PROBLEM
Could you edit the items below so that "speed" becomes "velocity" everywhere, with all else unchanged and the pictures left out?

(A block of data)
▬▬▬▬▬▬▬▬▬▬

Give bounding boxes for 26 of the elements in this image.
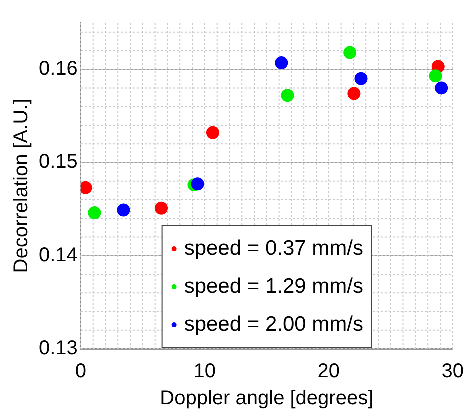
x-axis-title: Doppler angle [degrees] xyxy=(160,388,374,410)
y-tick-label: 0.14 xyxy=(38,244,78,266)
legend-label: speed = 1.29 mm/s xyxy=(184,274,364,298)
point xyxy=(281,89,294,102)
y-axis-title: Decorrelation [A.U.] xyxy=(10,98,33,274)
point xyxy=(191,178,204,191)
legend-label: speed = 0.37 mm/s xyxy=(184,236,364,260)
x-tick-label: 10 xyxy=(194,360,216,383)
point xyxy=(117,204,130,217)
y-tick-label: 0.15 xyxy=(38,151,78,174)
x-tick-label: 20 xyxy=(318,360,340,383)
x-tick-label: 0 xyxy=(75,360,86,383)
point xyxy=(155,202,168,215)
point xyxy=(429,70,442,83)
y-tick-label: 0.13 xyxy=(38,338,78,360)
point xyxy=(354,72,368,86)
y-tick-label: 0.16 xyxy=(38,58,78,80)
x-tick-label: 30 xyxy=(442,360,464,383)
point xyxy=(206,126,220,140)
point xyxy=(80,181,92,194)
point xyxy=(435,82,448,95)
point xyxy=(88,206,102,220)
point xyxy=(344,46,357,60)
point xyxy=(275,56,288,70)
point xyxy=(348,87,361,100)
legend-label: speed = 2.00 mm/s xyxy=(184,312,364,336)
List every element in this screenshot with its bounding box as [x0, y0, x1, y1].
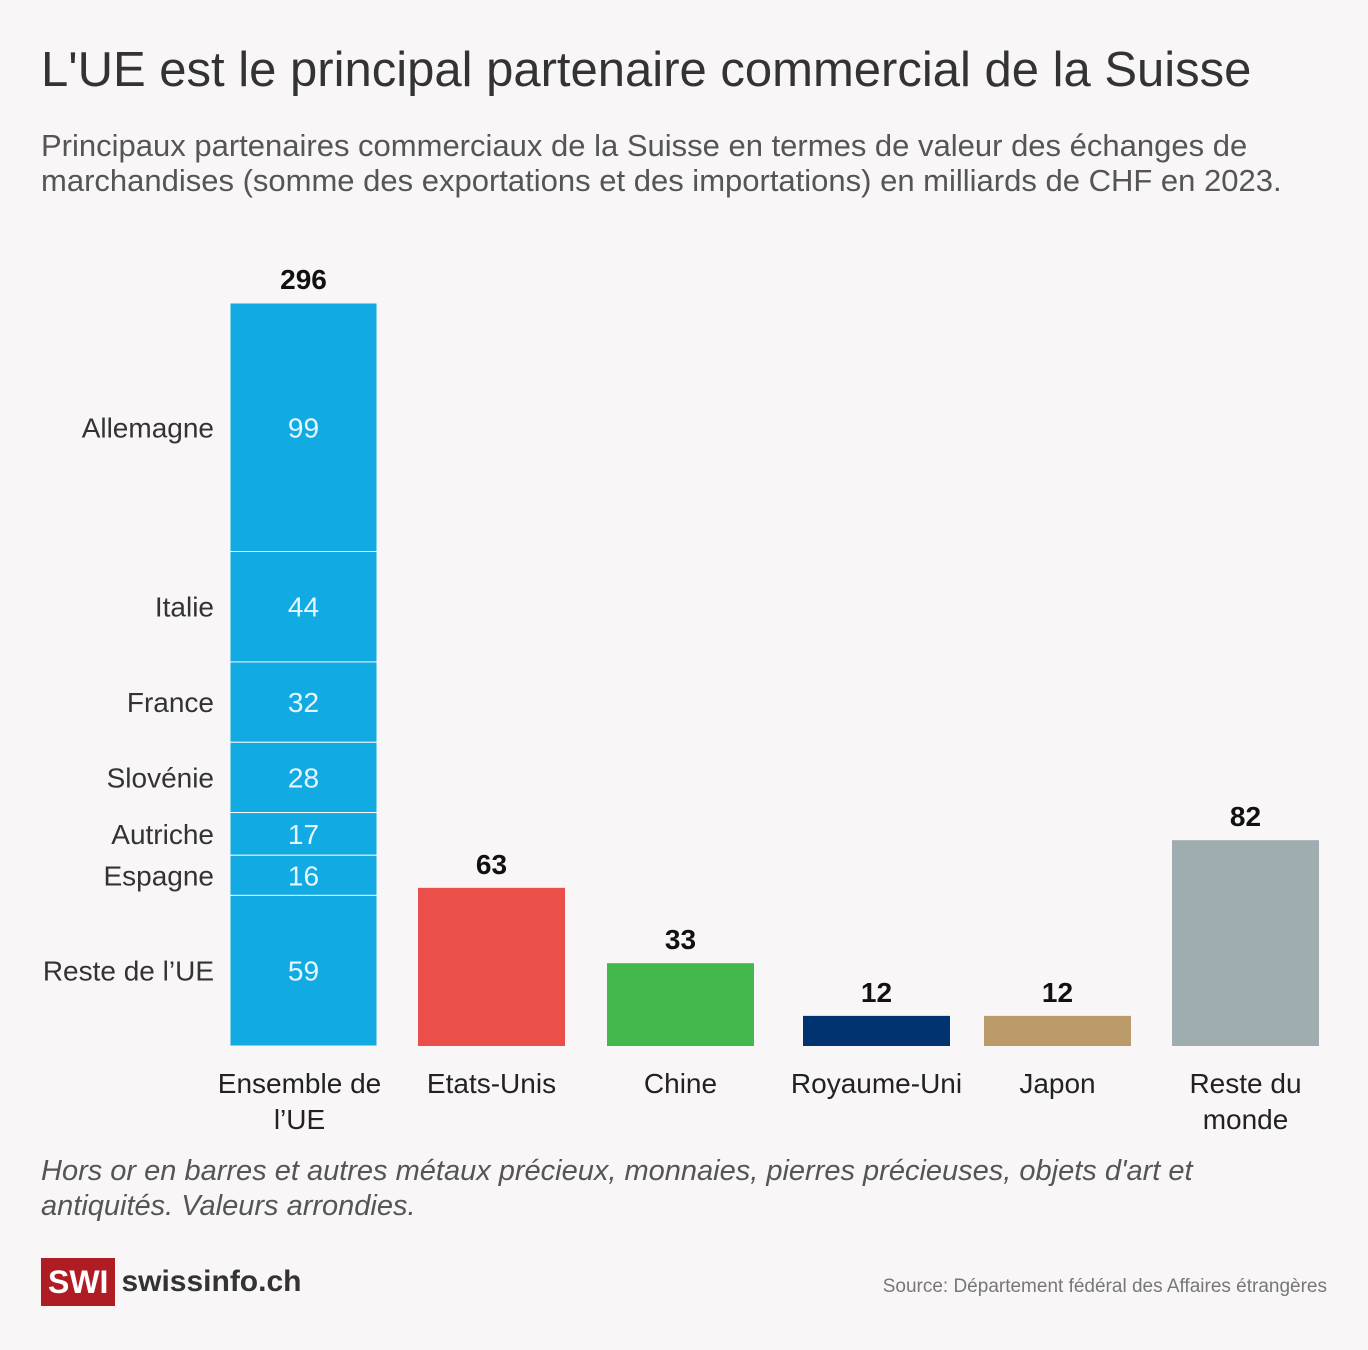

▬▬▬▬▬▬▬▬▬▬

CORRECT RESPONSE
Give bounding boxes for 26 of the elements in this image.
x-axis-title: Doppler angle [degrees] xyxy=(160,388,374,410)
y-tick-label: 0.14 xyxy=(38,244,78,266)
legend-label: velocity = 1.29 mm/s xyxy=(184,274,364,298)
point xyxy=(281,89,294,102)
y-axis-title: Decorrelation [A.U.] xyxy=(10,98,33,274)
point xyxy=(191,178,204,191)
legend-label: velocity = 0.37 mm/s xyxy=(184,236,364,260)
x-tick-label: 10 xyxy=(194,360,216,383)
point xyxy=(117,204,130,217)
y-tick-label: 0.15 xyxy=(38,151,78,174)
x-tick-label: 20 xyxy=(318,360,340,383)
x-tick-label: 0 xyxy=(75,360,86,383)
point xyxy=(155,202,168,215)
point xyxy=(429,70,442,83)
y-tick-label: 0.13 xyxy=(38,338,78,360)
point xyxy=(354,72,368,86)
y-tick-label: 0.16 xyxy=(38,58,78,80)
x-tick-label: 30 xyxy=(442,360,464,383)
point xyxy=(206,126,220,140)
point xyxy=(80,181,92,194)
point xyxy=(435,82,448,95)
point xyxy=(88,206,102,220)
point xyxy=(344,46,357,60)
point xyxy=(275,56,288,70)
point xyxy=(348,87,361,100)
legend-label: velocity = 2.00 mm/s xyxy=(184,312,364,336)
List every element in this screenshot with its bounding box as [x0, y0, x1, y1].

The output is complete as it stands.